### RECORDS SUPPLIED
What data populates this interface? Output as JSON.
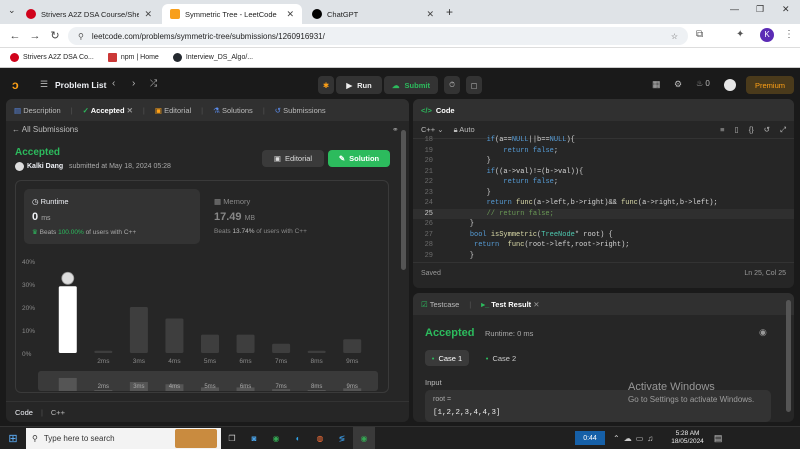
{
  "browser": {
    "tabs": [
      {
        "title": "Strivers A2Z DSA Course/Sheet",
        "favicon_color": "#d0021b"
      },
      {
        "title": "Symmetric Tree - LeetCode",
        "favicon_color": "#f89f1b"
      },
      {
        "title": "ChatGPT",
        "favicon_color": "#000000"
      }
    ],
    "url": "leetcode.com/problems/symmetric-tree/submissions/1260916931/",
    "bookmarks": [
      "Strivers A2Z DSA Co...",
      "npm | Home",
      "Interview_DS_Algo/..."
    ],
    "profile_initial": "K"
  },
  "nav": {
    "problem_list": "Problem List",
    "run": "Run",
    "submit": "Submit",
    "streak": "0",
    "premium": "Premium"
  },
  "left_tabs": [
    "Description",
    "Accepted",
    "Editorial",
    "Solutions",
    "Submissions"
  ],
  "submission": {
    "back": "All Submissions",
    "status": "Accepted",
    "user": "Kalki Dang",
    "submitted_text": "submitted at May 18, 2024 05:28",
    "editorial_btn": "Editorial",
    "solution_btn": "Solution",
    "runtime_label": "Runtime",
    "runtime_value": "0",
    "runtime_unit": "ms",
    "runtime_beats_prefix": "Beats",
    "runtime_beats": "100.00%",
    "runtime_beats_suffix": "of users with C++",
    "memory_label": "Memory",
    "memory_value": "17.49",
    "memory_unit": "MB",
    "memory_beats_prefix": "Beats",
    "memory_beats": "13.74%",
    "memory_beats_suffix": "of users with C++",
    "footer_code": "Code",
    "footer_lang": "C++"
  },
  "chart_data": {
    "type": "bar",
    "categories": [
      "0ms",
      "2ms",
      "3ms",
      "4ms",
      "5ms",
      "6ms",
      "7ms",
      "8ms",
      "9ms"
    ],
    "values": [
      29,
      1,
      20,
      15,
      8,
      8,
      4,
      1,
      6
    ],
    "shown_labels": [
      "",
      "2ms",
      "3ms",
      "4ms",
      "5ms",
      "6ms",
      "7ms",
      "8ms",
      "9ms"
    ],
    "yticks": [
      "40%",
      "30%",
      "20%",
      "10%",
      "0%"
    ],
    "ylim": [
      0,
      40
    ],
    "highlight_index": 0,
    "highlight_color": "#ffffff",
    "bar_color": "#3e3e3e"
  },
  "editor": {
    "title": "Code",
    "lang": "C++",
    "mode": "Auto",
    "saved": "Saved",
    "cursor": "Ln 25, Col 25",
    "lines": [
      {
        "n": "18",
        "t": "        if(a==NULL||b==NULL){"
      },
      {
        "n": "19",
        "t": "            return false;"
      },
      {
        "n": "20",
        "t": "        }"
      },
      {
        "n": "21",
        "t": "        if((a->val)!=(b->val)){"
      },
      {
        "n": "22",
        "t": "            return false;"
      },
      {
        "n": "23",
        "t": "        }"
      },
      {
        "n": "24",
        "t": "        return func(a->left,b->right)&& func(a->right,b->left);"
      },
      {
        "n": "25",
        "t": "        // return false;"
      },
      {
        "n": "26",
        "t": "    }"
      },
      {
        "n": "27",
        "t": "    bool isSymmetric(TreeNode* root) {"
      },
      {
        "n": "28",
        "t": "     return  func(root->left,root->right);"
      },
      {
        "n": "29",
        "t": "    }"
      }
    ]
  },
  "result": {
    "tab_testcase": "Testcase",
    "tab_result": "Test Result",
    "status": "Accepted",
    "runtime": "Runtime: 0 ms",
    "case1": "Case 1",
    "case2": "Case 2",
    "input_label": "Input",
    "var": "root =",
    "value": "[1,2,2,3,4,4,3]"
  },
  "watermark": {
    "line1": "Activate Windows",
    "line2": "Go to Settings to activate Windows."
  },
  "taskbar": {
    "search": "Type here to search",
    "weather": "0:44",
    "time": "5:28 AM",
    "date": "18/05/2024"
  }
}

### DIRECTIONS
Your task is to report how many lines of the material include the string "Strivers". Give the number and no other words.

### REPLY TO THE EXERCISE
2